### Stated goal
Each line that includes the word "تنبعث" counts once; give the total and nothing more.
--- start Raw records ---
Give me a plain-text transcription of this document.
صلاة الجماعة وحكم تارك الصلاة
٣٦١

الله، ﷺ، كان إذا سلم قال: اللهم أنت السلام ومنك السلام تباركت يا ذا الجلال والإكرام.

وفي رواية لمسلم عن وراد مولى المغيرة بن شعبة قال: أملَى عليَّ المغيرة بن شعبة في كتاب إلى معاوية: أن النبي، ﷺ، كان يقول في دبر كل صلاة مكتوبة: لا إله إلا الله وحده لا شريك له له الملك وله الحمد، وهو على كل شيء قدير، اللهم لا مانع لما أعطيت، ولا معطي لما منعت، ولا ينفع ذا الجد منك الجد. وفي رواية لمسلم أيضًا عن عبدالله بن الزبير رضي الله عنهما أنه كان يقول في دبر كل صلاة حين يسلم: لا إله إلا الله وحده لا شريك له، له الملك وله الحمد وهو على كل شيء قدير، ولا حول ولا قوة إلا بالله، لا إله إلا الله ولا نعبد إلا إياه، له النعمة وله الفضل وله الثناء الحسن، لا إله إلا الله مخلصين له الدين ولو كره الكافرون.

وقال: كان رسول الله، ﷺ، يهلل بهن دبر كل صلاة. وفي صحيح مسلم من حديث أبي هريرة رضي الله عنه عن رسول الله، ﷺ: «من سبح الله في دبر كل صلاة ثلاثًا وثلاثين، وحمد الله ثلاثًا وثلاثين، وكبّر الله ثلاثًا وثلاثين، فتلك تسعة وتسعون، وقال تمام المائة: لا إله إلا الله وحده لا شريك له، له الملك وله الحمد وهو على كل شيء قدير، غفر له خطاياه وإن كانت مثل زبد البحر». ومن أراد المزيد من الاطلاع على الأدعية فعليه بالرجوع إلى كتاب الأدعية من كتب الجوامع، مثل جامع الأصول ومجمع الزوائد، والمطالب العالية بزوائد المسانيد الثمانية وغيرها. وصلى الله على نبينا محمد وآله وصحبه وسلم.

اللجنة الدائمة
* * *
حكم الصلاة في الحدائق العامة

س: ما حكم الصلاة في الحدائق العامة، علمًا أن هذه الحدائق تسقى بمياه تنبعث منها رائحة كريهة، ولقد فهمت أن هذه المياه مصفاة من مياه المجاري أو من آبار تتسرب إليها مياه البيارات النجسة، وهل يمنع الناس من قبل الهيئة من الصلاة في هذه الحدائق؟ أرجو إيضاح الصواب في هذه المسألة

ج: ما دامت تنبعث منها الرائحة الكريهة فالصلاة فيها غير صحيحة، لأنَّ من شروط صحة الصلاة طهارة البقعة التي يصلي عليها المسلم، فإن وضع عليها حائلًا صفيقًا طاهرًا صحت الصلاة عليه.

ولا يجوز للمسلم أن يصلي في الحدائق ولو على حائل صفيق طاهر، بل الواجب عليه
--- end Raw records ---
--- start Raw records ---
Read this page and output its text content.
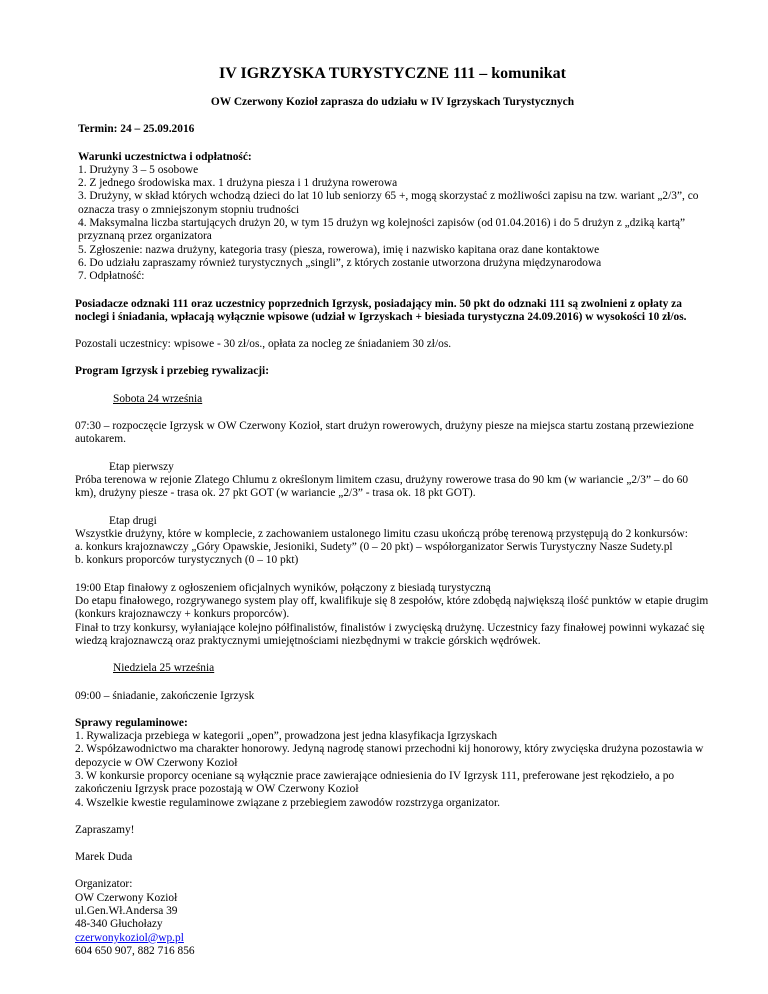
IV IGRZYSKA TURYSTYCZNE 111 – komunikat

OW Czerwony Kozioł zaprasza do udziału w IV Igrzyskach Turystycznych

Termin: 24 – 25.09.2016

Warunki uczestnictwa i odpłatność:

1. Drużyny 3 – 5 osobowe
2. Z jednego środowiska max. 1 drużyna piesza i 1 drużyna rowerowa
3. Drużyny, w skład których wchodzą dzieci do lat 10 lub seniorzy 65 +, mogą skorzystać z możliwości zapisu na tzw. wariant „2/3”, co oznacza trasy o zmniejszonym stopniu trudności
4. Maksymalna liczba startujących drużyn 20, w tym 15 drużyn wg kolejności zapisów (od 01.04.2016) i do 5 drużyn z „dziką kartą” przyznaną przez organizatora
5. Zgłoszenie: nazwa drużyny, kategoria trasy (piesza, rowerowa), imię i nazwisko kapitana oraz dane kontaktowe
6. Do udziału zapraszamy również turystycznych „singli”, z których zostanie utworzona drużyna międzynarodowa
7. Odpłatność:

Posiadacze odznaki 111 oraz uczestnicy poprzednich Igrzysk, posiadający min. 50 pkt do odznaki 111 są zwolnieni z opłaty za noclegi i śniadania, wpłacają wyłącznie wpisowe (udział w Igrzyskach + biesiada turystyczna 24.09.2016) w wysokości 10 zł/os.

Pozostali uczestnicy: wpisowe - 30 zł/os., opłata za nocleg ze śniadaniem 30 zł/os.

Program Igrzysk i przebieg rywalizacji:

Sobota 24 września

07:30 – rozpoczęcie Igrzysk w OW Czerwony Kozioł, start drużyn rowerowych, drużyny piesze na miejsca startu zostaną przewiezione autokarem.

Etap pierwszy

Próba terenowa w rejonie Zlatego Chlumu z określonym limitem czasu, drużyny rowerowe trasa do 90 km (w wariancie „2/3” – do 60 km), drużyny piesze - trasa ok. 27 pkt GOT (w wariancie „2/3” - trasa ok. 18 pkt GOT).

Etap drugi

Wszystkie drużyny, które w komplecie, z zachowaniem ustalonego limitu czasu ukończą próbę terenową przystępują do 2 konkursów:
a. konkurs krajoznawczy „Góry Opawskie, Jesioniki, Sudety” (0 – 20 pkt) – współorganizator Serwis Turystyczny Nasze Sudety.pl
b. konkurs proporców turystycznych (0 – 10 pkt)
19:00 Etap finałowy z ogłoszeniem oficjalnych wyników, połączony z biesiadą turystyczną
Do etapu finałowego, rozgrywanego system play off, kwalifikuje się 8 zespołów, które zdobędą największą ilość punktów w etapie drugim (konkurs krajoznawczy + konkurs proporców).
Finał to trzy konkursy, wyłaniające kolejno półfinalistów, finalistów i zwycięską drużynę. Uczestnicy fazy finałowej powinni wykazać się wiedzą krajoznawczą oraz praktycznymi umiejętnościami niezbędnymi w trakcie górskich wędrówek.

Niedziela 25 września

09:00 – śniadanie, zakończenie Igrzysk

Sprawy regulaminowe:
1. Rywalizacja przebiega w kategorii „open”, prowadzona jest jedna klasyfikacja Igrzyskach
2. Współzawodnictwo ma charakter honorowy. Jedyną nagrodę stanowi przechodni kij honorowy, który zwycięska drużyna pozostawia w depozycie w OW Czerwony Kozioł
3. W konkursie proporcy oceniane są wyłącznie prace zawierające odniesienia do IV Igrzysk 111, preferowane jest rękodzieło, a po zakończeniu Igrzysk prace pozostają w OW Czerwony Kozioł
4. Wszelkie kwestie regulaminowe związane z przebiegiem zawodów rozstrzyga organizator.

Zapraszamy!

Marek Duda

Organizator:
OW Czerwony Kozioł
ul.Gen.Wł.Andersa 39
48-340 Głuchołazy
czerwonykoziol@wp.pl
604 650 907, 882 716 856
--- end Raw records ---
### Final result
2